*** Opening Supplied data ***

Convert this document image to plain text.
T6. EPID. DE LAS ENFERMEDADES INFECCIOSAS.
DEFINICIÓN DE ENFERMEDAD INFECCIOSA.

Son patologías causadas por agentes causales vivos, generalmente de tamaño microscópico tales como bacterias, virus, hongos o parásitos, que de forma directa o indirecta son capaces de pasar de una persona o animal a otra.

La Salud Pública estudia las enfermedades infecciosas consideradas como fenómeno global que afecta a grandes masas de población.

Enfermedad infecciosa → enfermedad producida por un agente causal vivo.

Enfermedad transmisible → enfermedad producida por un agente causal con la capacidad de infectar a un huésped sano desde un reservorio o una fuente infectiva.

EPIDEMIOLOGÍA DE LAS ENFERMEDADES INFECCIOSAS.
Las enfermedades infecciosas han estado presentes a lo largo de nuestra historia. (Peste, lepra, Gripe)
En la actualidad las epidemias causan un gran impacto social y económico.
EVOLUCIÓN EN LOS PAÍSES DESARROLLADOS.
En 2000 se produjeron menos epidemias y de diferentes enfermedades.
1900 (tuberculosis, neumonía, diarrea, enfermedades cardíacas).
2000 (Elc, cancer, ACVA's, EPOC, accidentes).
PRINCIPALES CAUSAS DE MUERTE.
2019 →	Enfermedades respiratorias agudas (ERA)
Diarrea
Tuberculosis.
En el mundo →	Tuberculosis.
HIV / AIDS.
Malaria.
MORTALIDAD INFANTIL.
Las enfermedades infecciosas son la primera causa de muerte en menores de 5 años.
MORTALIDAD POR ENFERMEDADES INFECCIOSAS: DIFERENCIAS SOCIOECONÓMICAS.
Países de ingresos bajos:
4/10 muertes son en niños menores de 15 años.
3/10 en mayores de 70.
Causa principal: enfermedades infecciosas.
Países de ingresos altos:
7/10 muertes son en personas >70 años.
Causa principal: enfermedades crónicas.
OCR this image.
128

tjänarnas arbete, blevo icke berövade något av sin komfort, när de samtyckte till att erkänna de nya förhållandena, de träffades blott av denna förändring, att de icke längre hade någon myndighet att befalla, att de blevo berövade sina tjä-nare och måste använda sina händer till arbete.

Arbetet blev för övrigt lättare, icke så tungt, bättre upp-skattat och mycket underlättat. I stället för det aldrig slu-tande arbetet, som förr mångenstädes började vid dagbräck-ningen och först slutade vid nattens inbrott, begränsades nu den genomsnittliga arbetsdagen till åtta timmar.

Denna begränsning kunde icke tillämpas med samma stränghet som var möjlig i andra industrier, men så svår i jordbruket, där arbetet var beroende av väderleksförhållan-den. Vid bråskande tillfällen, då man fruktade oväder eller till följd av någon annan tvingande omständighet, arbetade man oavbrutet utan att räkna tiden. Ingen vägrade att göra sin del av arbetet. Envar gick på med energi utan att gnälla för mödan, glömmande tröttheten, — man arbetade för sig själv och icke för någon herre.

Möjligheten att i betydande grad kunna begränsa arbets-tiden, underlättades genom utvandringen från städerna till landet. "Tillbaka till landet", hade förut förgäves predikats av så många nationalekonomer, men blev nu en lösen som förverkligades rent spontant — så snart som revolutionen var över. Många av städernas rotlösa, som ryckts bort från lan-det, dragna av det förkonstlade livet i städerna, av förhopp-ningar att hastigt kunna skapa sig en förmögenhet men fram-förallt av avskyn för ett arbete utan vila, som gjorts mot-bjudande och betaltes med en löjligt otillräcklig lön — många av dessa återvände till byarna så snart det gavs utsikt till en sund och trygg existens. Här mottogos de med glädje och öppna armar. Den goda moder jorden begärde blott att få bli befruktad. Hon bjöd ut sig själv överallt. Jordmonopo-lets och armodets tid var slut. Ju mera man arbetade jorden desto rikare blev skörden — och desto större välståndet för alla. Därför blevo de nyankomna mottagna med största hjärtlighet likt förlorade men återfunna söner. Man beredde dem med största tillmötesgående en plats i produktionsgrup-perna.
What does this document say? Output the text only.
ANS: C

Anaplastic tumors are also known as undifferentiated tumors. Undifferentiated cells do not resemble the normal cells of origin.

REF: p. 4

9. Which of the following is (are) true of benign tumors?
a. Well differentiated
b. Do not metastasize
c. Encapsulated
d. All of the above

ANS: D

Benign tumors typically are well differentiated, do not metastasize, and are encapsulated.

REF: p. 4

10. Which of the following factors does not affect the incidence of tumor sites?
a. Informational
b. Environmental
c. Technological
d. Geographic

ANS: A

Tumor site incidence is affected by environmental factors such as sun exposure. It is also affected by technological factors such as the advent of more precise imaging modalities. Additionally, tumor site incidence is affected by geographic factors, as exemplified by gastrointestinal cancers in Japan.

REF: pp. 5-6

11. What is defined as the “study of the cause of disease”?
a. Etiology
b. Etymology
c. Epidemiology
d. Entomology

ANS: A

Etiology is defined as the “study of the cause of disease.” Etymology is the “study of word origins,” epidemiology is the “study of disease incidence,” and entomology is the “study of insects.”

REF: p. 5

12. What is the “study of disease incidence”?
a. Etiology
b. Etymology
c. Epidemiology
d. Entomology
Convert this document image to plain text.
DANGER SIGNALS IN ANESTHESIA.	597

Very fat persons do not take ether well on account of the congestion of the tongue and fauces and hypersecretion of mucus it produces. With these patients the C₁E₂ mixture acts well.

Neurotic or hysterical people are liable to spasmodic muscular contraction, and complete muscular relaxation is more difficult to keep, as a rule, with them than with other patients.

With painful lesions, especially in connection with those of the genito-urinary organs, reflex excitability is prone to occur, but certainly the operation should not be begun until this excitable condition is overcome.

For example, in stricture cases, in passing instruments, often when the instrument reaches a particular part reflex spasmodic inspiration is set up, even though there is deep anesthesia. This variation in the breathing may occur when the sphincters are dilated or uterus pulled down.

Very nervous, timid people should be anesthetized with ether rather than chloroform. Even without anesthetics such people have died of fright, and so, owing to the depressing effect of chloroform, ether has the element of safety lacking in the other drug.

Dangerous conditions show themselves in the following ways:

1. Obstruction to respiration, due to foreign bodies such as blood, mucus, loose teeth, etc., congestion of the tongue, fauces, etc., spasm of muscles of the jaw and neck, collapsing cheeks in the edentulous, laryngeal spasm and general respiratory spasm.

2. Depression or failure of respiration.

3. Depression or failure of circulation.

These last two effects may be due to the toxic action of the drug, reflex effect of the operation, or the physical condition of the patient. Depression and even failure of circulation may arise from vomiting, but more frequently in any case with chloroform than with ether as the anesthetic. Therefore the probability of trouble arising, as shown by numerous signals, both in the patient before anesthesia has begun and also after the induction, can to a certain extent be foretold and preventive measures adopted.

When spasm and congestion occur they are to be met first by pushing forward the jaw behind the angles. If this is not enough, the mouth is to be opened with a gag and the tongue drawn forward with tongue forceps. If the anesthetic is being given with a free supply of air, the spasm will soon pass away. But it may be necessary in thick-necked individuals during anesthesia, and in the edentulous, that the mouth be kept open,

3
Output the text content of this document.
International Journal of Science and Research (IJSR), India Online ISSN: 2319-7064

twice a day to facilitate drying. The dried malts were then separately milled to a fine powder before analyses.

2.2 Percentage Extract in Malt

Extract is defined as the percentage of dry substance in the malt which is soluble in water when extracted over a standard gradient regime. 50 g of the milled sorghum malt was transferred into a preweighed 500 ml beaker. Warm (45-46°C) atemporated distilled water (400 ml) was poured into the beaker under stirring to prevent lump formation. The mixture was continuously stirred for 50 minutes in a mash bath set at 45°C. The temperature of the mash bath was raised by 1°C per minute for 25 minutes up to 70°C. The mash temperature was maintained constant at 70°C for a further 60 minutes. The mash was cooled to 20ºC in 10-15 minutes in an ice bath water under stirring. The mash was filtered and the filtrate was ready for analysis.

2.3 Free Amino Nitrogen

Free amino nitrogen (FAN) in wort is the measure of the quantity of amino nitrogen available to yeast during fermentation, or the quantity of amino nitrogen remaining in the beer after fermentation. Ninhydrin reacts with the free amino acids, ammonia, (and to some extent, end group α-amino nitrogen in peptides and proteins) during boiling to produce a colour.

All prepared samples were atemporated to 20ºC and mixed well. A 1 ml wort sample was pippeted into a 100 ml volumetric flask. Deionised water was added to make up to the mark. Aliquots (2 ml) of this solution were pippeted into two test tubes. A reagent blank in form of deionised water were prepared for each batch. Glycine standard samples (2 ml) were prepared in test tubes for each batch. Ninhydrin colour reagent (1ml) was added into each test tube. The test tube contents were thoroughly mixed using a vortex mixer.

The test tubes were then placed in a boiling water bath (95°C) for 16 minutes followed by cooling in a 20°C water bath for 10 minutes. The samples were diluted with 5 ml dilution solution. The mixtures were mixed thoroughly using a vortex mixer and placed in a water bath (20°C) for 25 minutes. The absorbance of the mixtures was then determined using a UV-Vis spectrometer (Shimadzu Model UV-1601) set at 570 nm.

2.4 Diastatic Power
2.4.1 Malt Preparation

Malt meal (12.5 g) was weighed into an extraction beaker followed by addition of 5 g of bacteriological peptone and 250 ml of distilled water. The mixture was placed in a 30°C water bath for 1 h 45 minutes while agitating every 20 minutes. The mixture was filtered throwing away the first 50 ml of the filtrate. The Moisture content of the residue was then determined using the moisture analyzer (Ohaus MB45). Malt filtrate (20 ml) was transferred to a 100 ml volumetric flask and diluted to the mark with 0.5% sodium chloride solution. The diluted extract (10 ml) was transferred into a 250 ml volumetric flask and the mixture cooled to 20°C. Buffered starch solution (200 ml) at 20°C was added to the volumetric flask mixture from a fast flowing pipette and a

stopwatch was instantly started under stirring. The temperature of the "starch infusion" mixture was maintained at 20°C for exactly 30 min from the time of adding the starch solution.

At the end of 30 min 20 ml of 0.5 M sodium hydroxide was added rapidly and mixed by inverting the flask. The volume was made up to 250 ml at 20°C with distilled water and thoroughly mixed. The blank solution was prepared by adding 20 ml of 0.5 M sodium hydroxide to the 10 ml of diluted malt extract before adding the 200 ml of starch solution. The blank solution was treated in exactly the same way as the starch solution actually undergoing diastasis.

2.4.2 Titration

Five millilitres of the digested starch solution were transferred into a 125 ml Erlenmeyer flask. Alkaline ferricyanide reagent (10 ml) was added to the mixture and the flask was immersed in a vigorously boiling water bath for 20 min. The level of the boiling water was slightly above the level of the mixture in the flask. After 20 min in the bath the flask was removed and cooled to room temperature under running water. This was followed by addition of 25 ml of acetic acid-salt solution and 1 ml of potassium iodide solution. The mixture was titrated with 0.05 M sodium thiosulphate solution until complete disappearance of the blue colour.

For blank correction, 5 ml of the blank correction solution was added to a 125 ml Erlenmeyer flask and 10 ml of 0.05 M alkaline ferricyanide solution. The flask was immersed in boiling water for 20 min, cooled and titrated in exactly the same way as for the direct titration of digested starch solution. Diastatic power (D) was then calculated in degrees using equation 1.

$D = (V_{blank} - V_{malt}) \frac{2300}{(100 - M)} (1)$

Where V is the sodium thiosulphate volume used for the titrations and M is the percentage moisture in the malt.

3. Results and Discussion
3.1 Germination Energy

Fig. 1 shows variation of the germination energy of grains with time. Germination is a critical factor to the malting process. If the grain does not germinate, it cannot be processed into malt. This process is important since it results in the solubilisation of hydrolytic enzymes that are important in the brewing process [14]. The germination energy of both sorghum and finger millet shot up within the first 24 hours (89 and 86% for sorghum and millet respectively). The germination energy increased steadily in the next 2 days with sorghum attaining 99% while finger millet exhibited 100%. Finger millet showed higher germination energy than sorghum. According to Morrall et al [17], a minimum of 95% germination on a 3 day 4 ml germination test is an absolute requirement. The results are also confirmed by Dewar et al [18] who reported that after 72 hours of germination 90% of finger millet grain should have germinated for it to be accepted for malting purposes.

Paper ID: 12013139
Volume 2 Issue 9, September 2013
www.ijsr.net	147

*** Closing Supplied data ***

→ Work required: Determine how many lines in the data above contain the string "What". Give nothing except the number.

→ Exercise answer: 3